[Begin]
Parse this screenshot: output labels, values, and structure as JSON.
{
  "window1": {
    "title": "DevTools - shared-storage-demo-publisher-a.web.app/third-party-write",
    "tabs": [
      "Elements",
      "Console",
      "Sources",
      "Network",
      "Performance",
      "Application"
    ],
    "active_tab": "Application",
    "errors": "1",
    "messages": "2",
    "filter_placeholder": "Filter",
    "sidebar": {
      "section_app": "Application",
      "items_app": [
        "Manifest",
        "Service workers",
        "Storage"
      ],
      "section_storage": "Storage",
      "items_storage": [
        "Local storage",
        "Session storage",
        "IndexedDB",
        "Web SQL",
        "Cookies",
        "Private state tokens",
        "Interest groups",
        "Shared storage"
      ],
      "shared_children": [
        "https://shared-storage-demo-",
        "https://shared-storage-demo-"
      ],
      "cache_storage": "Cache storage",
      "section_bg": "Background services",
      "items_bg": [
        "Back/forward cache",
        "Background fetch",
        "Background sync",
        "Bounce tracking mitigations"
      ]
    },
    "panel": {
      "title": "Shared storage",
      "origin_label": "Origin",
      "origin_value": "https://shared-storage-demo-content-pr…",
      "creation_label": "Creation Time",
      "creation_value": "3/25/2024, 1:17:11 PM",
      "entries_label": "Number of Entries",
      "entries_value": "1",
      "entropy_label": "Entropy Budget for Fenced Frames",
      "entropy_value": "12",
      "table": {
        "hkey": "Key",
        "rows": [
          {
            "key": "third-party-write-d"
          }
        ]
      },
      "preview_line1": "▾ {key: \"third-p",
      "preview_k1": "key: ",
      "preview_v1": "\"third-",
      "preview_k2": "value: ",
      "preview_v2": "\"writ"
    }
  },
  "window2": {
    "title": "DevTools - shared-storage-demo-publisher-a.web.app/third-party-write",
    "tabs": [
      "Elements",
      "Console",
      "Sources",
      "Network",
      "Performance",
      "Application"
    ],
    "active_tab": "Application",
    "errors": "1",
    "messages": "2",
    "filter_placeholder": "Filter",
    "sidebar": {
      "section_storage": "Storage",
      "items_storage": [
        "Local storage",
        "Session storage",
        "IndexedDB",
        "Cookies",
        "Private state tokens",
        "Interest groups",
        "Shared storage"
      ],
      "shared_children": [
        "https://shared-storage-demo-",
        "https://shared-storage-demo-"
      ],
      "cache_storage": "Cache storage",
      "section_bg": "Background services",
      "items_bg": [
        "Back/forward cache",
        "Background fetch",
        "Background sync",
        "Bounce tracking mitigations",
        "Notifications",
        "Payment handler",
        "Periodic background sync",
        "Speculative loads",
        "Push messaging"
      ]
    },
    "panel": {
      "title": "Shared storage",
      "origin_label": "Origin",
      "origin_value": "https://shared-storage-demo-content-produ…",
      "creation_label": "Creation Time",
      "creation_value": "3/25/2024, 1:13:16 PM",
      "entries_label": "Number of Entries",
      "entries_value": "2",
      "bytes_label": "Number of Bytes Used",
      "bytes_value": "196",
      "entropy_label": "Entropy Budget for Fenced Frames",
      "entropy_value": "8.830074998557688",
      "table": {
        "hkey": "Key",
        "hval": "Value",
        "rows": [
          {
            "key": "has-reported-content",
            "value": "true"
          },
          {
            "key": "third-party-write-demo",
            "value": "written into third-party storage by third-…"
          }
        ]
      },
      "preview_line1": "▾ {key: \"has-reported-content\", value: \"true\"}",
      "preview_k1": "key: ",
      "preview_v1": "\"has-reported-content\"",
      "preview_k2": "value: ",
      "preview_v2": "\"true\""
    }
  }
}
[End]
[Begin]
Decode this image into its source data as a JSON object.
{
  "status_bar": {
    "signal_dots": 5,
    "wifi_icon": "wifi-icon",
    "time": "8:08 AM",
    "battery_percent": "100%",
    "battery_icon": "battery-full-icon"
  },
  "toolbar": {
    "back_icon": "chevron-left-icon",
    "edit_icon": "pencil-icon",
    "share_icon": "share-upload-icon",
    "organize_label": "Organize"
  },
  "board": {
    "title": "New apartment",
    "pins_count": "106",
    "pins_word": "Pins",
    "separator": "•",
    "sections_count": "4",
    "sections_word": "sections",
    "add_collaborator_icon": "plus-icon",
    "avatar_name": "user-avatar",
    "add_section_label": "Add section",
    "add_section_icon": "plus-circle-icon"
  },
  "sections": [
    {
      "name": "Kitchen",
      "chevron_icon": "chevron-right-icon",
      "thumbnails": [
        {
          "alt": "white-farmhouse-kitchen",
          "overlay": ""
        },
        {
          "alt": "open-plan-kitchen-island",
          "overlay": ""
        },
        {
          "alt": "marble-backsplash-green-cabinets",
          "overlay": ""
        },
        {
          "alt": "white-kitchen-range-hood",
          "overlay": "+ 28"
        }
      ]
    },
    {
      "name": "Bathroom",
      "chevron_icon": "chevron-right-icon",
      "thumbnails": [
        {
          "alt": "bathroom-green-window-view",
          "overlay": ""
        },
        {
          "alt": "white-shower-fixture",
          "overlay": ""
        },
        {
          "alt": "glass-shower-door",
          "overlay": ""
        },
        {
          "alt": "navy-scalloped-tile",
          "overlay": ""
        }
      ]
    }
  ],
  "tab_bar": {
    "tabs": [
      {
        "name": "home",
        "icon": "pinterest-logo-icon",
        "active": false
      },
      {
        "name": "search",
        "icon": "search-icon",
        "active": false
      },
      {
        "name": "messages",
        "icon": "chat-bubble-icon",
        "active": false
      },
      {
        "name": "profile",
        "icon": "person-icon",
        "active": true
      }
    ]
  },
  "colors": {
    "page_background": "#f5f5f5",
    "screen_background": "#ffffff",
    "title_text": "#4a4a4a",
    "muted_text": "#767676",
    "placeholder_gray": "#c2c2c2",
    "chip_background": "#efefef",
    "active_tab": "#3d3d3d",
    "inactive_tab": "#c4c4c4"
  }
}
[End]
Exercise aim: Go through the listing above and locate each line that holds the word "green". Copy those lines.

Task result:
          "alt": "marble-backsplash-green-cabinets",
          "alt": "bathroom-green-window-view",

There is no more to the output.